(Recorded data)

++++++++++++++++++++

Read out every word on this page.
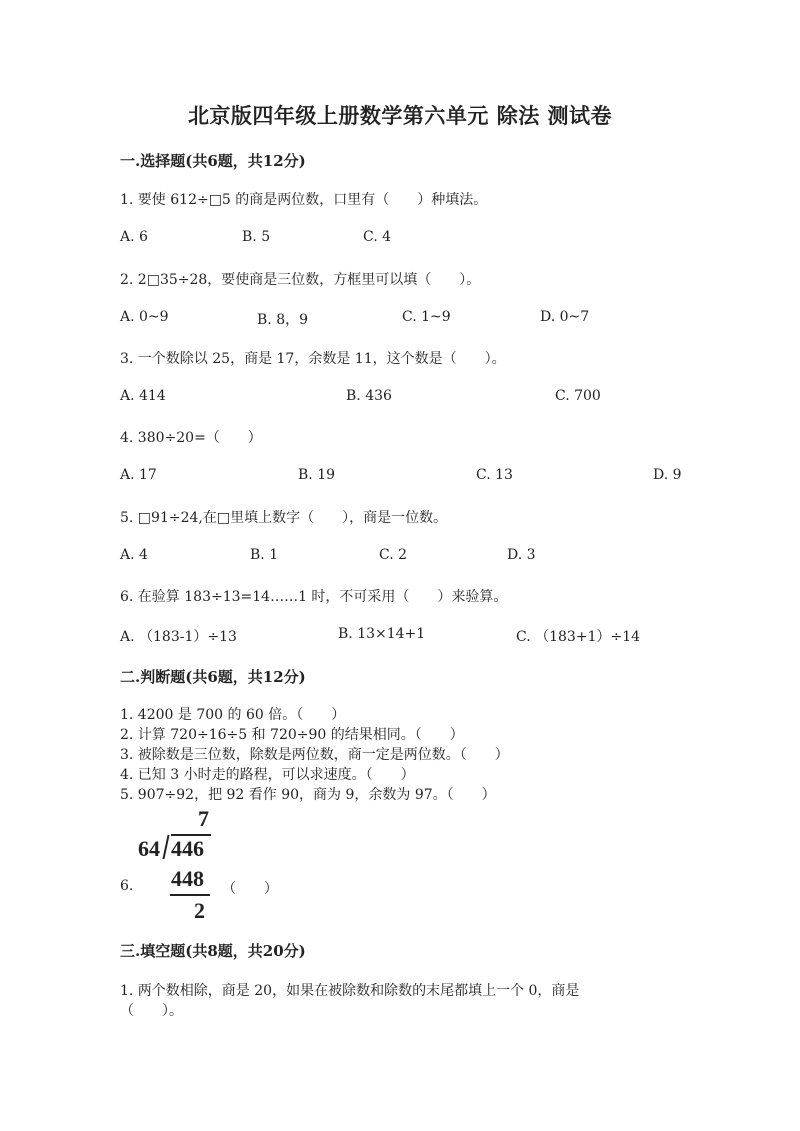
北京版四年级上册数学第六单元 除法 测试卷
一.选择题(共6题，共12分)
1. 要使 612÷□5 的商是两位数，口里有（　　）种填法。
A. 6	B. 5	C. 4
2. 2□35÷28，要使商是三位数，方框里可以填（　　）。
A. 0~9	B. 8，9	C. 1~9	D. 0~7
3. 一个数除以 25，商是 17，余数是 11，这个数是（　　）。
A. 414	B. 436	C. 700
4. 380÷20=（　　）
A. 17	B. 19	C. 13	D. 9
5. □91÷24,在□里填上数字（　　），商是一位数。
A. 4	B. 1	C. 2	D. 3
6. 在验算 183÷13=14……1 时，不可采用（　　）来验算。
A. （183-1）÷13	B. 13×14+1	C. （183+1）÷14
二.判断题(共6题，共12分)
1. 4200 是 700 的 60 倍。（　　）
2. 计算 720÷16÷5 和 720÷90 的结果相同。（　　）
3. 被除数是三位数，除数是两位数，商一定是两位数。（　　）
4. 已知 3 小时走的路程，可以求速度。（　　）
5. 907÷92，把 92 看作 90，商为 9，余数为 97。（　　）
7
64 446
448
2
6.	（　　）
三.填空题(共8题，共20分)
1. 两个数相除，商是 20，如果在被除数和除数的末尾都填上一个 0，商是
（　　）。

++++++++++++++++++++

Set task:
From start to finish, output the listing exactly, but omit its pictures.

Exercise response:
Read out every word on this page.
北京版四年级上册数学第六单元 除法 测试卷
一.选择题(共6题，共12分)
1. 要使 612÷□5 的商是两位数，口里有（　　）种填法。
A. 6	B. 5	C. 4
2. 2□35÷28，要使商是三位数，方框里可以填（　　）。
A. 0~9	B. 8，9	C. 1~9	D. 0~7
3. 一个数除以 25，商是 17，余数是 11，这个数是（　　）。
A. 414	B. 436	C. 700
4. 380÷20=（　　）
A. 17	B. 19	C. 13	D. 9
5. □91÷24,在□里填上数字（　　），商是一位数。
A. 4	B. 1	C. 2	D. 3
6. 在验算 183÷13=14……1 时，不可采用（　　）来验算。
A. （183-1）÷13	B. 13×14+1	C. （183+1）÷14
二.判断题(共6题，共12分)
1. 4200 是 700 的 60 倍。（　　）
2. 计算 720÷16÷5 和 720÷90 的结果相同。（　　）
3. 被除数是三位数，除数是两位数，商一定是两位数。（　　）
4. 已知 3 小时走的路程，可以求速度。（　　）
5. 907÷92，把 92 看作 90，商为 9，余数为 97。（　　）
7
64 446
448
2
6.	（　　）
三.填空题(共8题，共20分)
1. 两个数相除，商是 20，如果在被除数和除数的末尾都填上一个 0，商是
（　　）。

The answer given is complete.